TASK TO COMPLETE: Filter out everything except lines holding "value".

[Collection entries]
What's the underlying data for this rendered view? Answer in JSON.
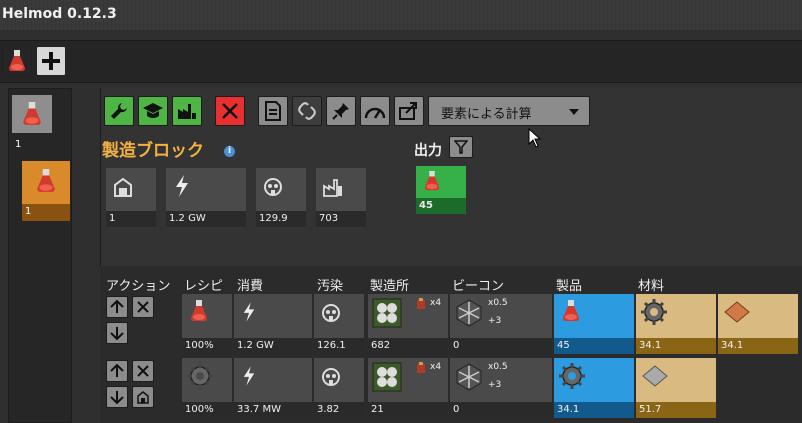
{
  "window": {
    "title": "Helmod 0.12.3"
  },
  "left_panel": {
    "items": [
      {
        "count": "1",
        "icon": "flask-icon"
      },
      {
        "count": "1",
        "icon": "flask-locked-icon"
      }
    ]
  },
  "dropdown": {
    "selected": "要素による計算"
  },
  "block": {
    "title": "製造ブロック",
    "stats": [
      {
        "icon": "factory-icon",
        "value": "1"
      },
      {
        "icon": "lightning-icon",
        "value": "1.2 GW"
      },
      {
        "icon": "pollution-icon",
        "value": "129.9"
      },
      {
        "icon": "building-icon",
        "value": "703"
      }
    ],
    "output_label": "出力",
    "output": {
      "icon": "flask-icon",
      "value": "45"
    }
  },
  "table": {
    "headers": [
      "アクション",
      "レシピ",
      "消費",
      "汚染",
      "製造所",
      "ビーコン",
      "製品",
      "材料"
    ],
    "rows": [
      {
        "recipe_pct": "100%",
        "energy": "1.2 GW",
        "pollution": "126.1",
        "factory_count": "682",
        "factory_modules": "x4",
        "beacon_mult": "x0.5",
        "beacon_plus": "+3",
        "beacon_count": "0",
        "product": "45",
        "ingredients": [
          "34.1",
          "34.1"
        ]
      },
      {
        "recipe_pct": "100%",
        "energy": "33.7 MW",
        "pollution": "3.82",
        "factory_count": "21",
        "factory_modules": "x4",
        "beacon_mult": "x0.5",
        "beacon_plus": "+3",
        "beacon_count": "0",
        "product": "34.1",
        "ingredients": [
          "51.7"
        ]
      }
    ]
  },
  "colors": {
    "green": "#4fb545",
    "orange": "#f5b243",
    "blue": "#2d9be0",
    "tan": "#d9bb82",
    "red": "#e83030"
  }
}
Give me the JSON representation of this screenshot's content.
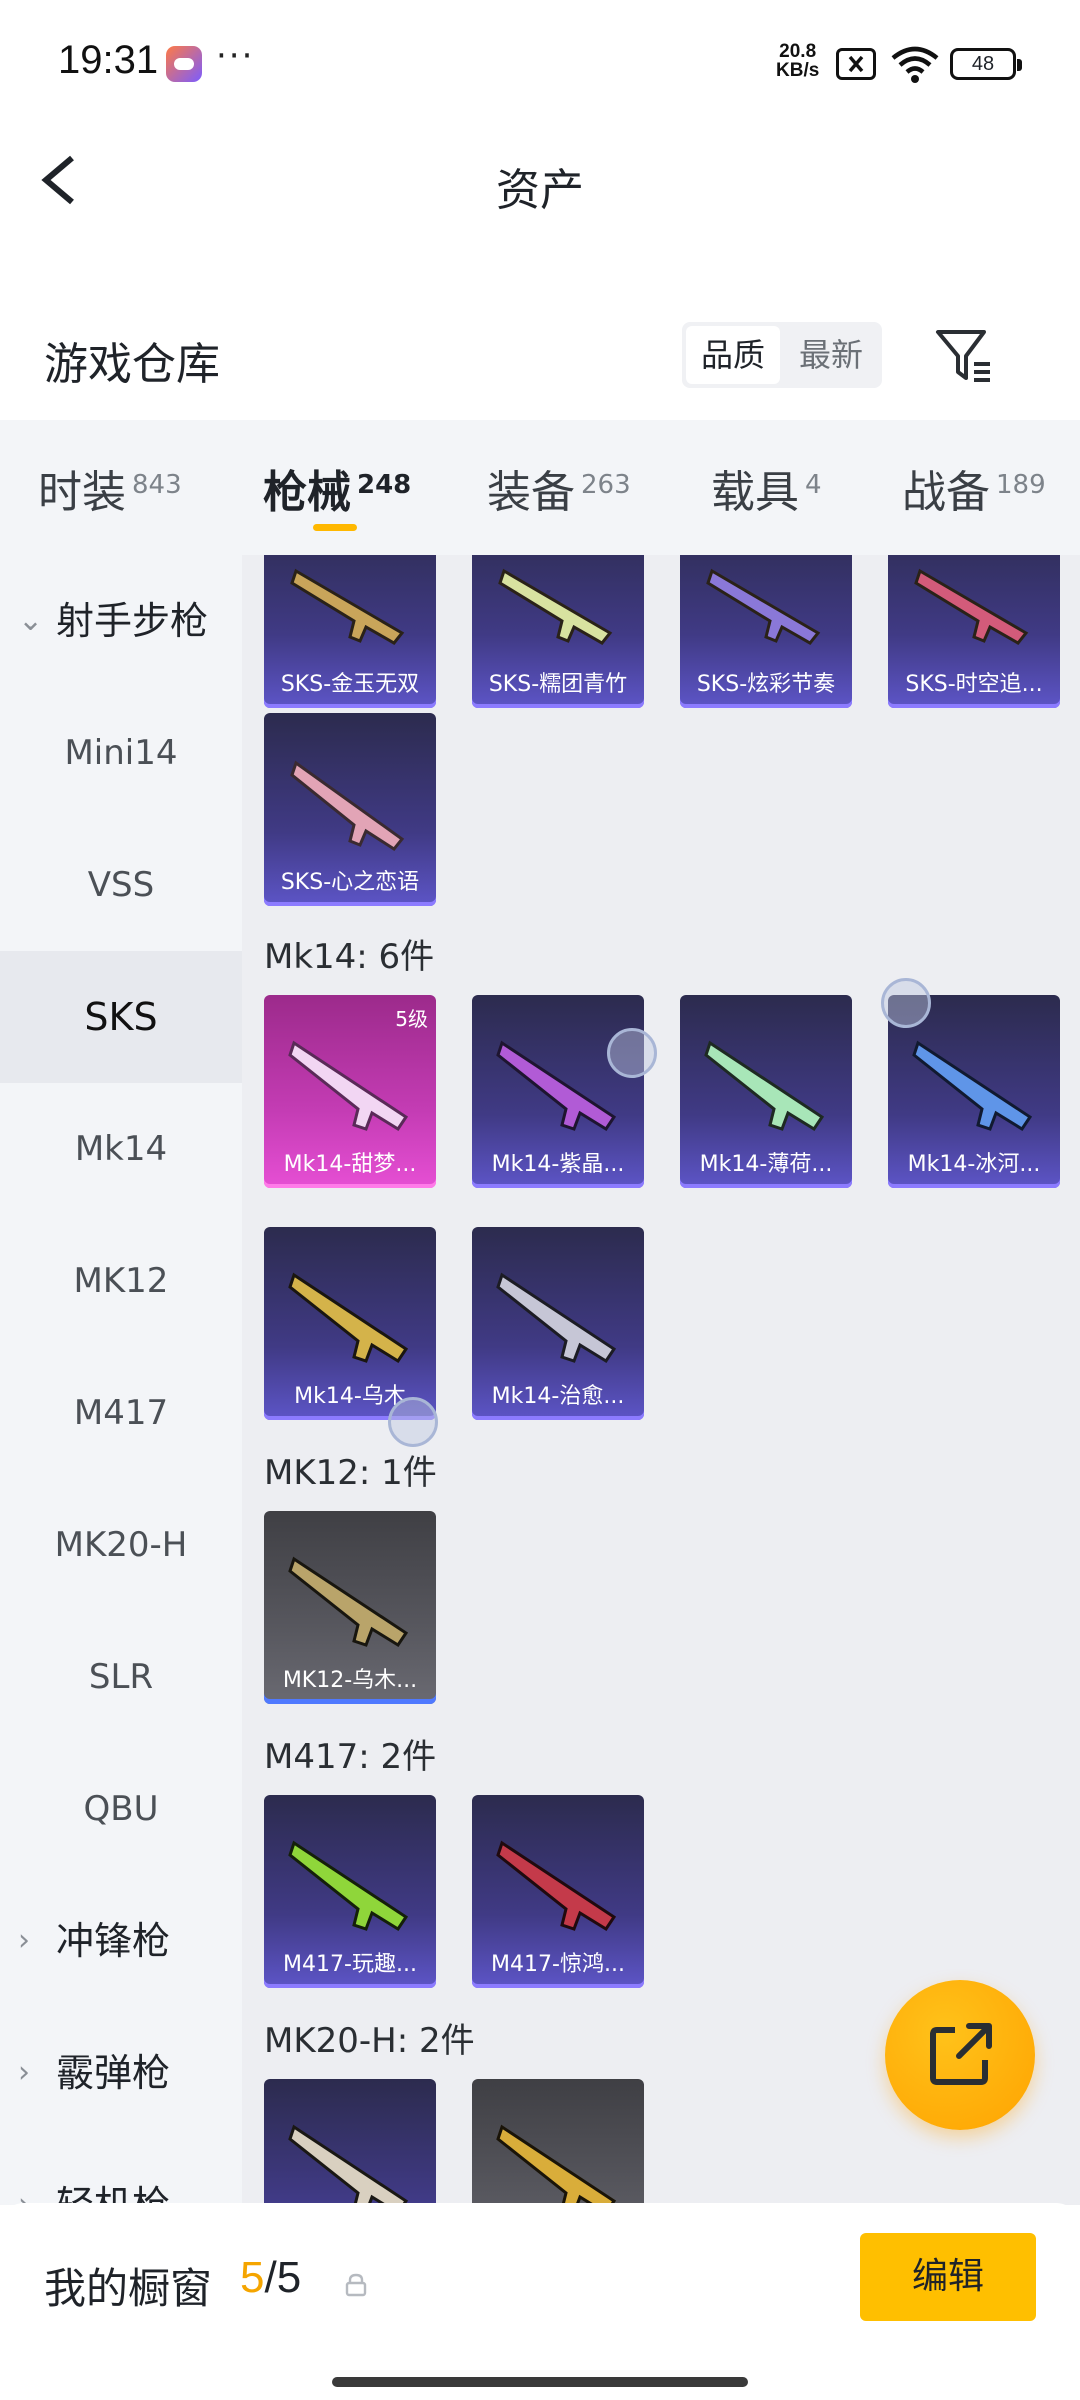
{
  "status": {
    "time": "19:31",
    "dots": "···",
    "speed_top": "20.8",
    "speed_unit": "KB/s",
    "battery": "48",
    "app_icon": "game-center-icon"
  },
  "nav": {
    "title": "资产",
    "back_icon": "back-arrow-icon"
  },
  "warehouse": {
    "title": "游戏仓库",
    "sort": [
      "品质",
      "最新"
    ],
    "filter_icon": "filter-icon"
  },
  "tabs": [
    {
      "label": "时装",
      "count": "843"
    },
    {
      "label": "枪械",
      "count": "248"
    },
    {
      "label": "装备",
      "count": "263"
    },
    {
      "label": "载具",
      "count": "4"
    },
    {
      "label": "战备",
      "count": "189"
    }
  ],
  "sidebar": {
    "category": "射手步枪",
    "items": [
      "Mini14",
      "VSS",
      "SKS",
      "Mk14",
      "MK12",
      "M417",
      "MK20-H",
      "SLR",
      "QBU"
    ],
    "collapsed": [
      "冲锋枪",
      "霰弹枪",
      "轻机枪"
    ]
  },
  "content": {
    "sks_cards": [
      "SKS-金玉无双",
      "SKS-糯团青竹",
      "SKS-炫彩节奏",
      "SKS-时空追...",
      "SKS-心之恋语"
    ],
    "mk14": {
      "title": "Mk14: 6件",
      "cards": [
        "Mk14-甜梦...",
        "Mk14-紫晶...",
        "Mk14-薄荷...",
        "Mk14-冰河...",
        "Mk14-乌木",
        "Mk14-治愈..."
      ],
      "level": "5级"
    },
    "mk12": {
      "title": "MK12: 1件",
      "cards": [
        "MK12-乌木..."
      ]
    },
    "m417": {
      "title": "M417: 2件",
      "cards": [
        "M417-玩趣...",
        "M417-惊鸿..."
      ]
    },
    "mk20": {
      "title": "MK20-H: 2件"
    }
  },
  "fab": {
    "icon": "share-icon"
  },
  "bottom": {
    "label": "我的橱窗",
    "current": "5",
    "total": "/5",
    "lock_icon": "lock-icon",
    "edit": "编辑"
  }
}
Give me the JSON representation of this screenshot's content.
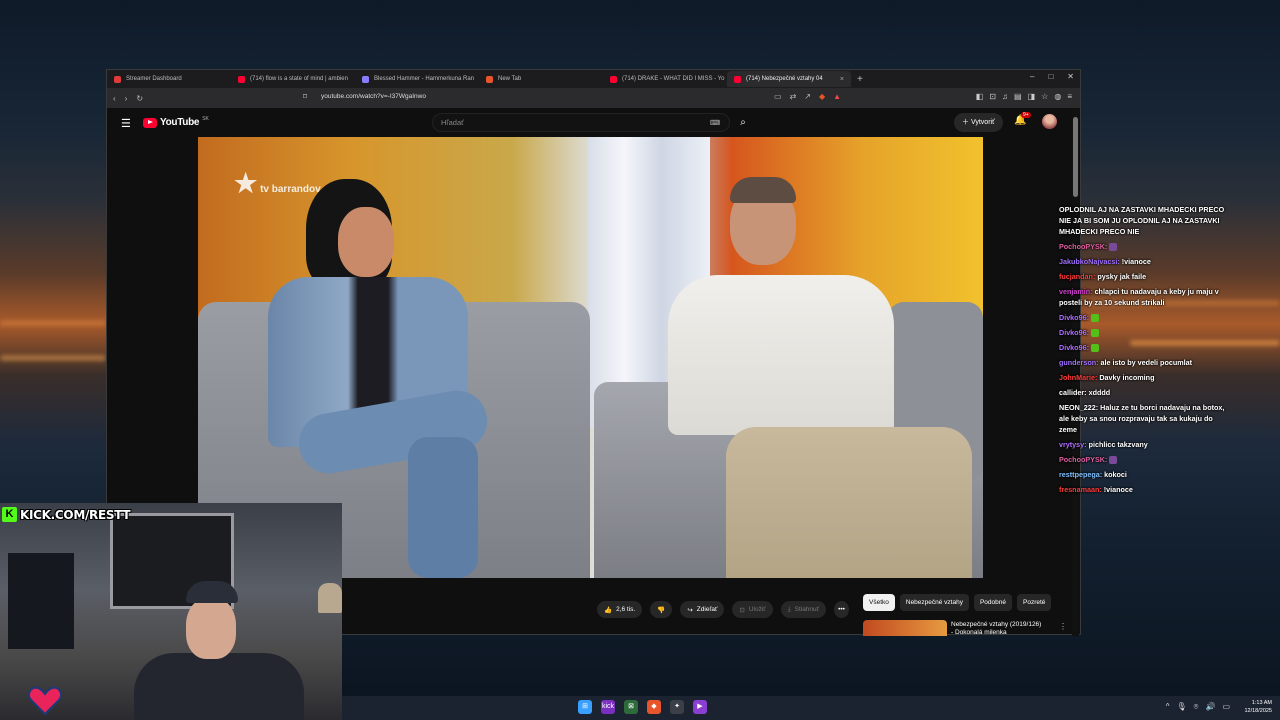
{
  "browser": {
    "tabs": [
      {
        "label": "Streamer Dashboard",
        "color": "#e03a3a"
      },
      {
        "label": "(714) flow is a state of mind | ambien",
        "color": "#ff0033"
      },
      {
        "label": "Blessed Hammer - Hammerkuna Ran",
        "color": "#8a7cff"
      },
      {
        "label": "New Tab",
        "color": "#e8552a"
      },
      {
        "label": "(714) DRAKE - WHAT DID I MISS - Yo",
        "color": "#ff0033"
      },
      {
        "label": "(714) Nebezpečné vztahy 04",
        "color": "#ff0033",
        "active": true
      }
    ],
    "tab_close": "×",
    "new_tab": "+",
    "window_controls": {
      "minimize": "–",
      "maximize": "□",
      "close": "✕"
    },
    "url": "youtube.com/watch?v=-I37WgaInwo",
    "nav": {
      "back": "‹",
      "forward": "›",
      "reload": "↻",
      "bookmark": "⌑"
    },
    "mid_icons": [
      "▭",
      "⇄",
      "↗"
    ],
    "right_icons": [
      "◧",
      "⊡",
      "♫",
      "▤",
      "◨",
      "☆",
      "◍",
      "≡"
    ],
    "ext_badge": "6"
  },
  "youtube": {
    "logo_text": "YouTube",
    "region": "SK",
    "search_placeholder": "Hľadať",
    "create_label": "Vytvoriť",
    "notif_badge": "9+",
    "video_watermark": "tv barrandov",
    "actions": {
      "likes": "2,6 tis.",
      "share": "Zdieľať",
      "save": "Uložiť",
      "download": "Stiahnuť",
      "more": "•••"
    },
    "chips": [
      "Všetko",
      "Nebezpečné vztahy",
      "Podobné",
      "Pozreté"
    ],
    "recommendation": {
      "title_line1": "Nebezpečné vztahy (2019/126)",
      "title_line2": "- Dokonalá milenka"
    }
  },
  "chat": [
    {
      "user": "",
      "text": "OPLODNIL AJ NA ZASTAVKI MHADECKI PRECO NIE JA BI SOM JU OPLODNIL AJ NA ZASTAVKI MHADECKI PRECO NIE",
      "color": "#ffffff"
    },
    {
      "user": "PochooPYSK:",
      "text": "",
      "color": "#e05fa0",
      "emote": "#7a4a9a"
    },
    {
      "user": "JakubkoNajvacsi:",
      "text": "!vianoce",
      "color": "#a070ff"
    },
    {
      "user": "fucjandan:",
      "text": "pysky jak faile",
      "color": "#ff3b3b"
    },
    {
      "user": "venjamin:",
      "text": "chlapci tu nadavaju a keby ju maju v posteli by za 10 sekund strikali",
      "color": "#d040d0"
    },
    {
      "user": "Divko96:",
      "text": "",
      "color": "#b070ff",
      "emote": "#53c018"
    },
    {
      "user": "Divko96:",
      "text": "",
      "color": "#b070ff",
      "emote": "#53c018"
    },
    {
      "user": "Divko96:",
      "text": "",
      "color": "#b070ff",
      "emote": "#53c018"
    },
    {
      "user": "gunderson:",
      "text": "ale isto by vedeli pocumlat",
      "color": "#a070ff"
    },
    {
      "user": "JohnMarie:",
      "text": "Davky incoming",
      "color": "#ff3b3b"
    },
    {
      "user": "callider:",
      "text": "xdddd",
      "color": "#ffffff"
    },
    {
      "user": "NEON_222:",
      "text": "Haluz ze tu borci nadavaju na botox, ale keby sa snou rozpravaju tak sa kukaju do zeme",
      "color": "#ffffff"
    },
    {
      "user": "vrytysy:",
      "text": "pichlicc takzvany",
      "color": "#b070ff"
    },
    {
      "user": "PochooPYSK:",
      "text": "",
      "color": "#e05fa0",
      "emote": "#7a4a9a"
    },
    {
      "user": "resttpepega:",
      "text": "kokoci",
      "color": "#80c0ff"
    },
    {
      "user": "fresnamaan:",
      "text": "!vianoce",
      "color": "#ff3b3b"
    }
  ],
  "stream": {
    "kick_letter": "K",
    "kick_url": "KICK.COM/RESTT"
  },
  "taskbar": {
    "apps": [
      {
        "label": "⊞",
        "color": "#3aa0ff"
      },
      {
        "label": "kick",
        "color": "#7a2fc0"
      },
      {
        "label": "⊠",
        "color": "#2d6b3a"
      },
      {
        "label": "◆",
        "color": "#e8552a"
      },
      {
        "label": "✦",
        "color": "#3a3f48"
      },
      {
        "label": "▶",
        "color": "#8a3fd0"
      }
    ],
    "tray": [
      "^",
      "🎙",
      "⌾",
      "🔊",
      "▭"
    ],
    "time": "1:13 AM",
    "date": "12/18/2025"
  }
}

THE ANSWER:
        "value": "1"
        "value": "1.2 GW"
        "value": "129.9"
        "value": "703"
      "value": "45"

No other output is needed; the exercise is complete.